To do => Provide only the number of lines in the listing that contain the string "Kritikaltı".

Exercise materials =>
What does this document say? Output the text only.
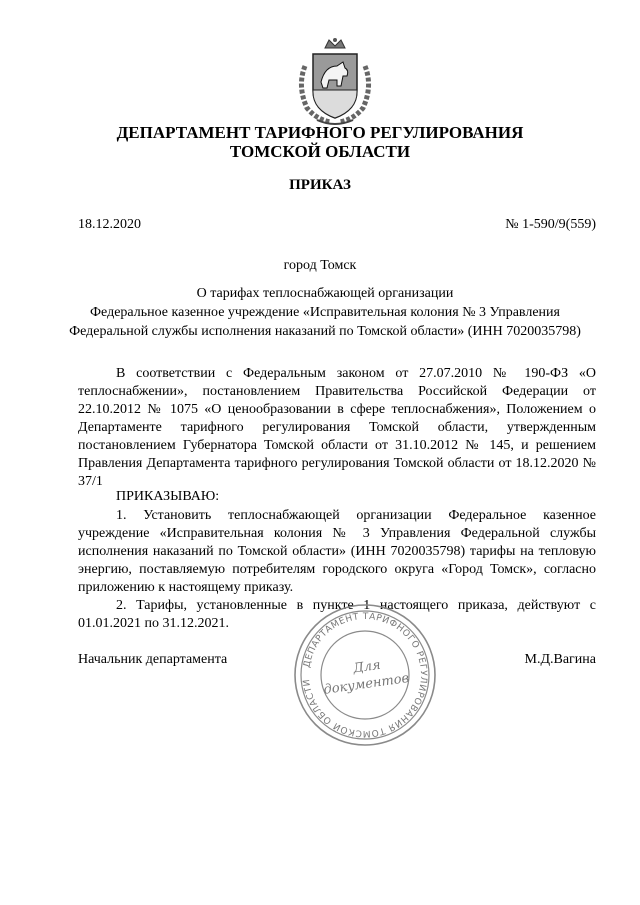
ДЕПАРТАМЕНТ ТАРИФНОГО РЕГУЛИРОВАНИЯ
ТОМСКОЙ ОБЛАСТИ
ПРИКАЗ
18.12.2020	№ 1-590/9(559)
город Томск
О тарифах теплоснабжающей организации
Федеральное казенное учреждение «Исправительная колония № 3 Управления
Федеральной службы исполнения наказаний по Томской области» (ИНН 7020035798)

В соответствии с Федеральным законом от 27.07.2010 № 190-ФЗ «О теплоснабжении», постановлением Правительства Российской Федерации от 22.10.2012 № 1075 «О ценообразовании в сфере теплоснабжения», Положением о Департаменте тарифного регулирования Томской области, утвержденным постановлением Губернатора Томской области от 31.10.2012 № 145, и решением Правления Департамента тарифного регулирования Томской области от 18.12.2020 № 37/1

ПРИКАЗЫВАЮ:

1. Установить теплоснабжающей организации Федеральное казенное учреждение «Исправительная колония № 3 Управления Федеральной службы исполнения наказаний по Томской области» (ИНН 7020035798) тарифы на тепловую энергию, поставляемую потребителям городского округа «Город Томск», согласно приложению к настоящему приказу.

2. Тарифы, установленные в пункте 1 настоящего приказа, действуют с 01.01.2021 по 31.12.2021.

Начальник департамента	М.Д.Вагина
ДЕПАРТАМЕНТ ТАРИФНОГО РЕГУЛИРОВАНИЯ ТОМСКОЙ ОБЛАСТИ
Для
документов
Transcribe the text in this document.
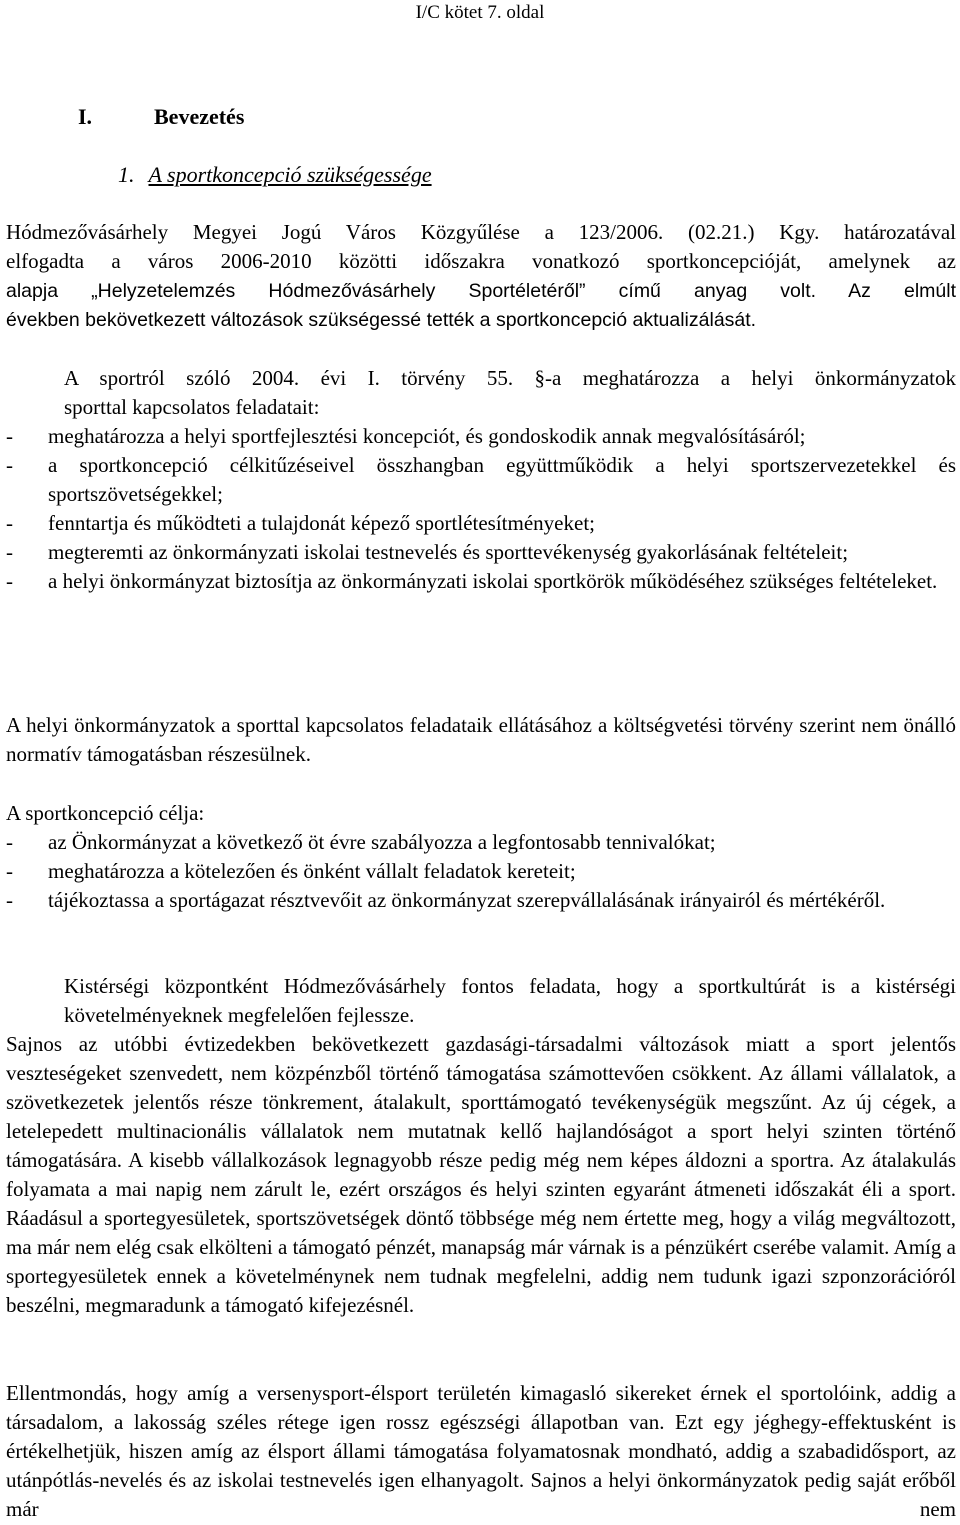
I/C kötet 7. oldal
I.	Bevezetés
1. A sportkoncepció szükségessége
Hódmezővásárhely Megyei Jogú Város Közgyűlése a 123/2006. (02.21.) Kgy. határozatával
elfogadta a város 2006-2010 közötti időszakra vonatkozó sportkoncepcióját, amelynek az
alapja „Helyzetelemzés Hódmezővásárhely Sportéletéről” című anyag volt. Az elmúlt
években bekövetkezett változások szükségessé tették a sportkoncepció aktualizálását.
A sportról szóló 2004. évi I. törvény 55. §-a meghatározza a helyi önkormányzatok
sporttal kapcsolatos feladatait:
- meghatározza a helyi sportfejlesztési koncepciót, és gondoskodik annak megvalósításáról;
- a sportkoncepció célkitűzéseivel összhangban együttműködik a helyi sportszervezetekkel és sportszövetségekkel;
- fenntartja és működteti a tulajdonát képező sportlétesítményeket;
- megteremti az önkormányzati iskolai testnevelés és sporttevékenység gyakorlásának feltételeit;
- a helyi önkormányzat biztosítja az önkormányzati iskolai sportkörök működéséhez szükséges feltételeket.
A helyi önkormányzatok a sporttal kapcsolatos feladataik ellátásához a költségvetési törvény szerint nem önálló normatív támogatásban részesülnek.
A sportkoncepció célja:
- az Önkormányzat a következő öt évre szabályozza a legfontosabb tennivalókat;
- meghatározza a kötelezően és önként vállalt feladatok kereteit;
- tájékoztassa a sportágazat résztvevőit az önkormányzat szerepvállalásának irányairól és mértékéről.
Kistérségi központként Hódmezővásárhely fontos feladata, hogy a sportkultúrát is a kistérségi követelményeknek megfelelően fejlessze.
Sajnos az utóbbi évtizedekben bekövetkezett gazdasági-társadalmi változások miatt a sport jelentős veszteségeket szenvedett, nem közpénzből történő támogatása számottevően csökkent. Az állami vállalatok, a szövetkezetek jelentős része tönkrement, átalakult, sporttámogató tevékenységük megszűnt. Az új cégek, a letelepedett multinacionális vállalatok nem mutatnak kellő hajlandóságot a sport helyi szinten történő támogatására. A kisebb vállalkozások legnagyobb része pedig még nem képes áldozni a sportra. Az átalakulás folyamata a mai napig nem zárult le, ezért országos és helyi szinten egyaránt átmeneti időszakát éli a sport. Ráadásul a sportegyesületek, sportszövetségek döntő többsége még nem értette meg, hogy a világ megváltozott, ma már nem elég csak elkölteni a támogató pénzét, manapság már várnak is a pénzükért cserébe valamit. Amíg a sportegyesületek ennek a követelménynek nem tudnak megfelelni, addig nem tudunk igazi szponzorációról beszélni, megmaradunk a támogató kifejezésnél.
Ellentmondás, hogy amíg a versenysport-élsport területén kimagasló sikereket érnek el sportolóink, addig a társadalom, a lakosság széles rétege igen rossz egészségi állapotban van. Ezt egy jéghegy-effektusként is értékelhetjük, hiszen amíg az élsport állami támogatása folyamatosnak mondható, addig a szabadidősport, az utánpótlás-nevelés és az iskolai testnevelés igen elhanyagolt. Sajnos a helyi önkormányzatok pedig saját erőből már nem
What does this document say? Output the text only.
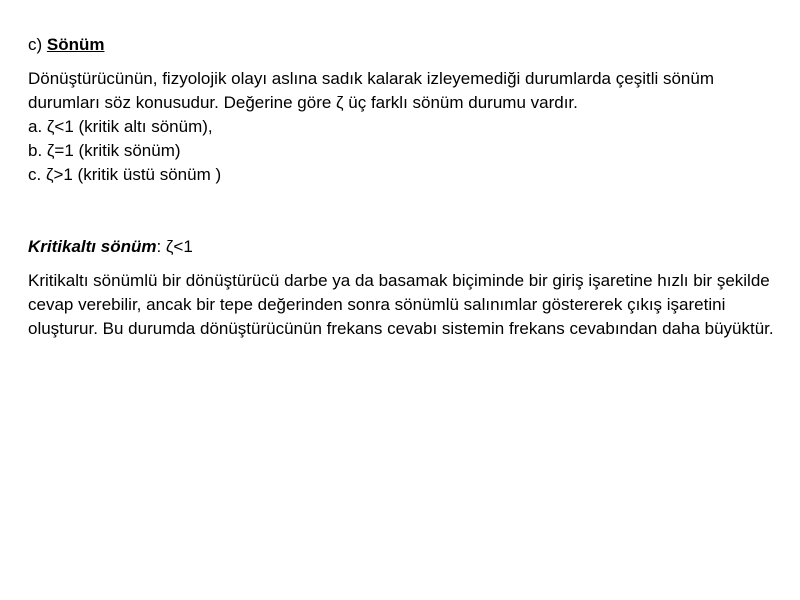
c) Sönüm

Dönüştürücünün, fizyolojik olayı aslına sadık kalarak izleyemediği durumlarda çeşitli sönüm durumları söz konusudur. Değerine göre ζ üç farklı sönüm durumu vardır.

a. ζ<1 (kritik altı sönüm),
b. ζ=1 (kritik sönüm)
c. ζ>1 (kritik üstü sönüm )

Kritikaltı sönüm: ζ<1

Kritikaltı sönümlü bir dönüştürücü darbe ya da basamak biçiminde bir giriş işaretine hızlı bir şekilde cevap verebilir, ancak bir tepe değerinden sonra sönümlü salınımlar göstererek çıkış işaretini oluşturur. Bu durumda dönüştürücünün frekans cevabı sistemin frekans cevabından daha büyüktür.
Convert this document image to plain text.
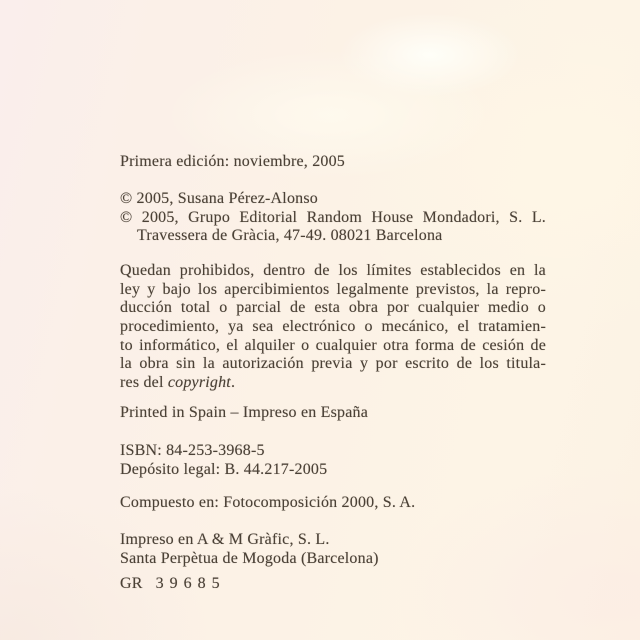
Primera edición: noviembre, 2005
© 2005, Susana Pérez-Alonso
© 2005, Grupo Editorial Random House Mondadori, S. L.
Travessera de Gràcia, 47-49. 08021 Barcelona
Quedan prohibidos, dentro de los límites establecidos en la
ley y bajo los apercibimientos legalmente previstos, la repro-
ducción total o parcial de esta obra por cualquier medio o
procedimiento, ya sea electrónico o mecánico, el tratamien-
to informático, el alquiler o cualquier otra forma de cesión de
la obra sin la autorización previa y por escrito de los titula-
res del copyright.
Printed in Spain – Impreso en España
ISBN: 84-253-3968-5
Depósito legal: B. 44.217-2005
Compuesto en: Fotocomposición 2000, S. A.
Impreso en A & M Gràfic, S. L.
Santa Perpètua de Mogoda (Barcelona)
GR 39685
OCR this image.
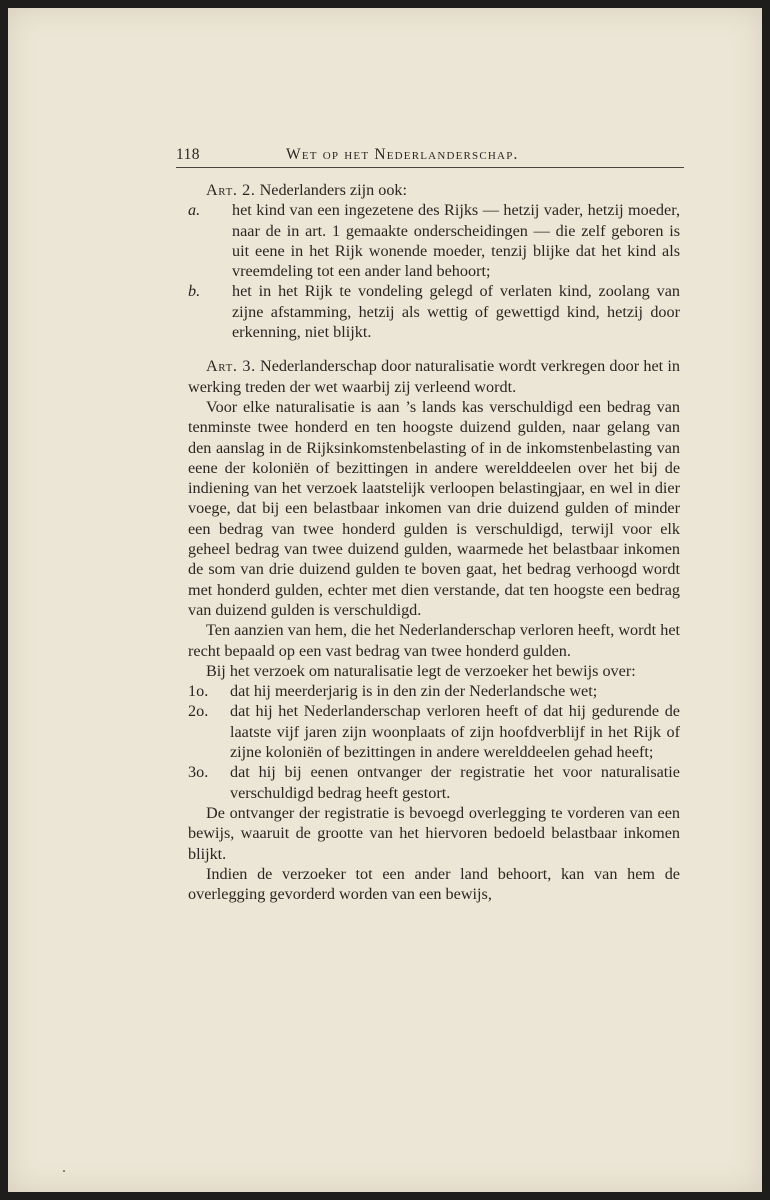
118	Wet op het Nederlanderschap.

Art. 2. Nederlanders zijn ook:

a. het kind van een ingezetene des Rijks — hetzij vader, hetzij moeder, naar de in art. 1 gemaakte onderscheidingen — die zelf geboren is uit eene in het Rijk wonende moeder, tenzij blijke dat het kind als vreemdeling tot een ander land behoort;
b. het in het Rijk te vondeling gelegd of verlaten kind, zoolang van zijne afstamming, hetzij als wettig of gewettigd kind, hetzij door erkenning, niet blijkt.

Art. 3. Nederlanderschap door naturalisatie wordt verkregen door het in werking treden der wet waarbij zij verleend wordt.

Voor elke naturalisatie is aan ’s lands kas verschuldigd een bedrag van tenminste twee honderd en ten hoogste duizend gulden, naar gelang van den aanslag in de Rijksinkomstenbelasting of in de inkomstenbelasting van eene der koloniën of bezittingen in andere werelddeelen over het bij de indiening van het verzoek laatstelijk verloopen belastingjaar, en wel in dier voege, dat bij een belastbaar inkomen van drie duizend gulden of minder een bedrag van twee honderd gulden is verschuldigd, terwijl voor elk geheel bedrag van twee duizend gulden, waarmede het belastbaar inkomen de som van drie duizend gulden te boven gaat, het bedrag verhoogd wordt met honderd gulden, echter met dien verstande, dat ten hoogste een bedrag van duizend gulden is verschuldigd.

Ten aanzien van hem, die het Nederlanderschap verloren heeft, wordt het recht bepaald op een vast bedrag van twee honderd gulden.

Bij het verzoek om naturalisatie legt de verzoeker het bewijs over:

1o. dat hij meerderjarig is in den zin der Nederlandsche wet;
2o. dat hij het Nederlanderschap verloren heeft of dat hij gedurende de laatste vijf jaren zijn woonplaats of zijn hoofdverblijf in het Rijk of zijne koloniën of bezittingen in andere werelddeelen gehad heeft;
3o. dat hij bij eenen ontvanger der registratie het voor naturalisatie verschuldigd bedrag heeft gestort.

De ontvanger der registratie is bevoegd overlegging te vorderen van een bewijs, waaruit de grootte van het hiervoren bedoeld belastbaar inkomen blijkt.

Indien de verzoeker tot een ander land behoort, kan van hem de overlegging gevorderd worden van een bewijs,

Solution for this problem => 2